** Problem to work on **
Locate the lines of the listing below that hold "salud", then copy each of them.

Dataset items:
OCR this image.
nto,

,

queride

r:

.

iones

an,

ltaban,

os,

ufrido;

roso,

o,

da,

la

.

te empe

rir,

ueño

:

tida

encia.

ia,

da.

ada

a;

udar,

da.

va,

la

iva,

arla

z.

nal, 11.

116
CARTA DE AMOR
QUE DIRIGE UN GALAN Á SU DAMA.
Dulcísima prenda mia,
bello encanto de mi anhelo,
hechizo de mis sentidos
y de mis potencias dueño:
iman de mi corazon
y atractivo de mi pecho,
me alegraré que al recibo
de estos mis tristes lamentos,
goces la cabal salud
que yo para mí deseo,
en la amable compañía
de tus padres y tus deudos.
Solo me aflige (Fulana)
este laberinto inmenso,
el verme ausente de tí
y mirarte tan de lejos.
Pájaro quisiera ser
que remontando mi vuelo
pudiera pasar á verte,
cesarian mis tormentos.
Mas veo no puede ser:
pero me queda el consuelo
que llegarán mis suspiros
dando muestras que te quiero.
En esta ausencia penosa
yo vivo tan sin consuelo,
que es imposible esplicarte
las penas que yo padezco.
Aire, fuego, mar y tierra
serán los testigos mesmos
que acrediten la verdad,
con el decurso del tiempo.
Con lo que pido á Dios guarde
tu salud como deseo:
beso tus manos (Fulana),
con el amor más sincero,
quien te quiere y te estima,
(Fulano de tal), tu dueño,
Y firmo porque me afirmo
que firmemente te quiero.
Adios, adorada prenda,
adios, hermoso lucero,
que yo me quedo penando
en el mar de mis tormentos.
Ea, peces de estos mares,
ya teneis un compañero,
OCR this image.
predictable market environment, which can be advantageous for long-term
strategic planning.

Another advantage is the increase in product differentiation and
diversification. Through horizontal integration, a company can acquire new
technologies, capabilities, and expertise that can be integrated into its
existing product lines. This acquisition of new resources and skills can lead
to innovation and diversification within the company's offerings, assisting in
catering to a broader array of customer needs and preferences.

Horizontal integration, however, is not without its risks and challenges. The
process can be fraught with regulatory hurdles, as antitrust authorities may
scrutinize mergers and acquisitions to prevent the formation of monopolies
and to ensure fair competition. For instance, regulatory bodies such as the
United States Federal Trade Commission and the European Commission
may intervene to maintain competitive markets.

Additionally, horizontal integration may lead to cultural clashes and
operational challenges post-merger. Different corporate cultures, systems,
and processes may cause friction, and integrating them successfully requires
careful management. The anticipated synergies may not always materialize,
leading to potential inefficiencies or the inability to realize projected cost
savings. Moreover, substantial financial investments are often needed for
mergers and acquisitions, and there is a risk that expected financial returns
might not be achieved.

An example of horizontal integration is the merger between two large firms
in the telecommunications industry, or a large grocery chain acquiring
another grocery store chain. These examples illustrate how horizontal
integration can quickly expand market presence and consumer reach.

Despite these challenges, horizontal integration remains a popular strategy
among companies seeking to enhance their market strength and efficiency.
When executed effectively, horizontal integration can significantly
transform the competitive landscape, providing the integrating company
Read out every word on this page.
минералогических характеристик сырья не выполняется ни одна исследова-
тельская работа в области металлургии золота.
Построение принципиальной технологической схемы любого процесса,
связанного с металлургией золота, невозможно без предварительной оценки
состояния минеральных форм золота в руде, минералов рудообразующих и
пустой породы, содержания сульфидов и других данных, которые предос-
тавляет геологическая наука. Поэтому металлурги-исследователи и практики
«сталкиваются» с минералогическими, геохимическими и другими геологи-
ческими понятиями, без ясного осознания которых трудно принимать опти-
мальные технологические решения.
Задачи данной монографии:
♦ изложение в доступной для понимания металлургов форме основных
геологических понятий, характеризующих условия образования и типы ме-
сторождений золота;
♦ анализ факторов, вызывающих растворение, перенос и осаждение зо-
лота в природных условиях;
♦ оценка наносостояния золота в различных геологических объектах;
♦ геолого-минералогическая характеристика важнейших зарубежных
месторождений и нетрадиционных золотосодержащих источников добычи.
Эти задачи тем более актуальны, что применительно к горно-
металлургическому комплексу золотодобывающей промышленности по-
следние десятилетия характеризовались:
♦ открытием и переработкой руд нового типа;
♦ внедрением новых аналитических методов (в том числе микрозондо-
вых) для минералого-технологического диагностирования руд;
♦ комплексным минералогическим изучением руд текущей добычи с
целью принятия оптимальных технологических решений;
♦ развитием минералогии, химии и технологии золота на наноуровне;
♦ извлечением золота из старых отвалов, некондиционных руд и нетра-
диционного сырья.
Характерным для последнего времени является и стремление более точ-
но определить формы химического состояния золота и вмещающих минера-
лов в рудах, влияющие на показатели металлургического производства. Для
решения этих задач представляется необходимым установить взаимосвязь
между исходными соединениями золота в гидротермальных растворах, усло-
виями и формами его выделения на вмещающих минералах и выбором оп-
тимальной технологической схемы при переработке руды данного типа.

** Output for this task **
goces la cabal salud
tu salud como deseo:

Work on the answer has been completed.